Records supplied:
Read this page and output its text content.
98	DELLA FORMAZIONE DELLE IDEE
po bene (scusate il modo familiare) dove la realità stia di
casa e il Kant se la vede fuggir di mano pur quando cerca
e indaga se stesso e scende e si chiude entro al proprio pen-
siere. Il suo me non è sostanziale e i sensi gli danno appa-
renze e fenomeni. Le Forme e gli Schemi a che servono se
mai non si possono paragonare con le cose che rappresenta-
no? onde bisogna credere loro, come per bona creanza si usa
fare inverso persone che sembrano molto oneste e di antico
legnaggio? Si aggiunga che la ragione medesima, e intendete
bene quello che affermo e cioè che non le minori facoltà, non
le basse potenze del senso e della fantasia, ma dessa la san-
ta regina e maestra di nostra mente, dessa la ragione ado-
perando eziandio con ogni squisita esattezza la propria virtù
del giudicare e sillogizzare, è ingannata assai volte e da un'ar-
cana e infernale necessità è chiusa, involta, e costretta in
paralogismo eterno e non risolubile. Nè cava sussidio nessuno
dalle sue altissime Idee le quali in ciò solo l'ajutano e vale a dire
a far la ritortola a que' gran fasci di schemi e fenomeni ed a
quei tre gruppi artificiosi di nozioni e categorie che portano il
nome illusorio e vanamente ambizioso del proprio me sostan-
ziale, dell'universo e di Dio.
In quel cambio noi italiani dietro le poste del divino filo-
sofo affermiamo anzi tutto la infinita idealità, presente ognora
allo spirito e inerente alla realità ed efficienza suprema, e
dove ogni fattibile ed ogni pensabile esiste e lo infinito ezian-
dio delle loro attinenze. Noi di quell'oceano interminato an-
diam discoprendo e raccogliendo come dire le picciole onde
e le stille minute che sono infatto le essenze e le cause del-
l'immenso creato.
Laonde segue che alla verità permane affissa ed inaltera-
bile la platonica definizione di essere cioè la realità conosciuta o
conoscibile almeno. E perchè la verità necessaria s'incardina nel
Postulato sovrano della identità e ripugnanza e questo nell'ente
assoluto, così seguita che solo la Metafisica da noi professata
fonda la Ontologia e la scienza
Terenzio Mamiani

Job:
Copy out the whole listing exactly.

Output of the exercise:
Read this page and output its text content.
98	DELLA FORMAZIONE DELLE IDEE
po bene (scusate il modo familiare) dove la realità stia di
casa e il Kant se la vede fuggir di mano pur quando cerca
e indaga se stesso e scende e si chiude entro al proprio pen-
siere. Il suo me non è sostanziale e i sensi gli danno appa-
renze e fenomeni. Le Forme e gli Schemi a che servono se
mai non si possono paragonare con le cose che rappresenta-
no? onde bisogna credere loro, come per bona creanza si usa
fare inverso persone che sembrano molto oneste e di antico
legnaggio? Si aggiunga che la ragione medesima, e intendete
bene quello che affermo e cioè che non le minori facoltà, non
le basse potenze del senso e della fantasia, ma dessa la san-
ta regina e maestra di nostra mente, dessa la ragione ado-
perando eziandio con ogni squisita esattezza la propria virtù
del giudicare e sillogizzare, è ingannata assai volte e da un'ar-
cana e infernale necessità è chiusa, involta, e costretta in
paralogismo eterno e non risolubile. Nè cava sussidio nessuno
dalle sue altissime Idee le quali in ciò solo l'ajutano e vale a dire
a far la ritortola a que' gran fasci di schemi e fenomeni ed a
quei tre gruppi artificiosi di nozioni e categorie che portano il
nome illusorio e vanamente ambizioso del proprio me sostan-
ziale, dell'universo e di Dio.
In quel cambio noi italiani dietro le poste del divino filo-
sofo affermiamo anzi tutto la infinita idealità, presente ognora
allo spirito e inerente alla realità ed efficienza suprema, e
dove ogni fattibile ed ogni pensabile esiste e lo infinito ezian-
dio delle loro attinenze. Noi di quell'oceano interminato an-
diam discoprendo e raccogliendo come dire le picciole onde
e le stille minute che sono infatto le essenze e le cause del-
l'immenso creato.
Laonde segue che alla verità permane affissa ed inaltera-
bile la platonica definizione di essere cioè la realità conosciuta o
conoscibile almeno. E perchè la verità necessaria s'incardina nel
Postulato sovrano della identità e ripugnanza e questo nell'ente
assoluto, così seguita che solo la Metafisica da noi professata
fonda la Ontologia e la scienza
Terenzio Mamiani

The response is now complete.